Stored records »
========

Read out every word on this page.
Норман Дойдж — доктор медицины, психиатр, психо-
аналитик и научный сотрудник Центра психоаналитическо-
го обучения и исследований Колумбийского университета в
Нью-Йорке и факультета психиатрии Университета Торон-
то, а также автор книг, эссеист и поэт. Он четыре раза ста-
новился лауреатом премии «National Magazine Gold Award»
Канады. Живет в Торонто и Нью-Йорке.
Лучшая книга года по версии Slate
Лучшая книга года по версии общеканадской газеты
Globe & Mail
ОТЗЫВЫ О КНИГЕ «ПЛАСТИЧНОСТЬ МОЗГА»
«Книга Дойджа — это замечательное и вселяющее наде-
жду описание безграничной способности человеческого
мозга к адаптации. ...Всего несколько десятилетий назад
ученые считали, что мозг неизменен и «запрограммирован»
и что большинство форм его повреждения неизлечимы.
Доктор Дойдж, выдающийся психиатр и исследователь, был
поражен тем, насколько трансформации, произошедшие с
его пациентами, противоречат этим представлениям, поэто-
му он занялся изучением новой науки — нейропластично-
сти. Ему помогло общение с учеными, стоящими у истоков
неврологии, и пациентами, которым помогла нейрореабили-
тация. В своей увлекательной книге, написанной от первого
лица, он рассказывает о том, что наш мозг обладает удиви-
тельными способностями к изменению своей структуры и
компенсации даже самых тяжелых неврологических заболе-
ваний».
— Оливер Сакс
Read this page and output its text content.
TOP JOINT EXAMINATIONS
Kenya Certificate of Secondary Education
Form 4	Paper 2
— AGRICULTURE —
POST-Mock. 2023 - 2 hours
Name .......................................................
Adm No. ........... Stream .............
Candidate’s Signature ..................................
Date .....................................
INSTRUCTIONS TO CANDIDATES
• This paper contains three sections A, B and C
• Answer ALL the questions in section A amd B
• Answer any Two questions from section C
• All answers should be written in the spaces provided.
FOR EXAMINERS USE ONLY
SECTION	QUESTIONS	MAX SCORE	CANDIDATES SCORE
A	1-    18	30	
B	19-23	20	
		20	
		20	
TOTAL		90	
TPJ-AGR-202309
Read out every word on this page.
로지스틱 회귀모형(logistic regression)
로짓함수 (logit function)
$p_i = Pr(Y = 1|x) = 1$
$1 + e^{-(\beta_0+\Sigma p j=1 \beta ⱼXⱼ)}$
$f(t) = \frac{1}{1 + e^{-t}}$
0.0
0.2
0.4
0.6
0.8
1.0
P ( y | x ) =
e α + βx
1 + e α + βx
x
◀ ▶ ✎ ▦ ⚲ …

========

GIVEN INSTRUCTION »
The full set of records should be duplicated exactly.

RESPONSE »
Read out every word on this page.
Норман Дойдж — доктор медицины, психиатр, психо-
аналитик и научный сотрудник Центра психоаналитическо-
го обучения и исследований Колумбийского университета в
Нью-Йорке и факультета психиатрии Университета Торон-
то, а также автор книг, эссеист и поэт. Он четыре раза ста-
новился лауреатом премии «National Magazine Gold Award»
Канады. Живет в Торонто и Нью-Йорке.
Лучшая книга года по версии Slate
Лучшая книга года по версии общеканадской газеты
Globe & Mail
ОТЗЫВЫ О КНИГЕ «ПЛАСТИЧНОСТЬ МОЗГА»
«Книга Дойджа — это замечательное и вселяющее наде-
жду описание безграничной способности человеческого
мозга к адаптации. ...Всего несколько десятилетий назад
ученые считали, что мозг неизменен и «запрограммирован»
и что большинство форм его повреждения неизлечимы.
Доктор Дойдж, выдающийся психиатр и исследователь, был
поражен тем, насколько трансформации, произошедшие с
его пациентами, противоречат этим представлениям, поэто-
му он занялся изучением новой науки — нейропластично-
сти. Ему помогло общение с учеными, стоящими у истоков
неврологии, и пациентами, которым помогла нейрореабили-
тация. В своей увлекательной книге, написанной от первого
лица, он рассказывает о том, что наш мозг обладает удиви-
тельными способностями к изменению своей структуры и
компенсации даже самых тяжелых неврологических заболе-
ваний».
— Оливер Сакс
Read this page and output its text content.
TOP JOINT EXAMINATIONS
Kenya Certificate of Secondary Education
Form 4	Paper 2
— AGRICULTURE —
POST-Mock. 2023 - 2 hours
Name .......................................................
Adm No. ........... Stream .............
Candidate’s Signature ..................................
Date .....................................
INSTRUCTIONS TO CANDIDATES
• This paper contains three sections A, B and C
• Answer ALL the questions in section A amd B
• Answer any Two questions from section C
• All answers should be written in the spaces provided.
FOR EXAMINERS USE ONLY
SECTION	QUESTIONS	MAX SCORE	CANDIDATES SCORE
A	1-    18	30	
B	19-23	20	
		20	
		20	
TOTAL		90	
TPJ-AGR-202309
Read out every word on this page.
로지스틱 회귀모형(logistic regression)
로짓함수 (logit function)
$p_i = Pr(Y = 1|x) = 1$
$1 + e^{-(\beta_0+\Sigma p j=1 \beta ⱼXⱼ)}$
$f(t) = \frac{1}{1 + e^{-t}}$
0.0
0.2
0.4
0.6
0.8
1.0
P ( y | x ) =
e α + βx
1 + e α + βx
x
◀ ▶ ✎ ▦ ⚲ …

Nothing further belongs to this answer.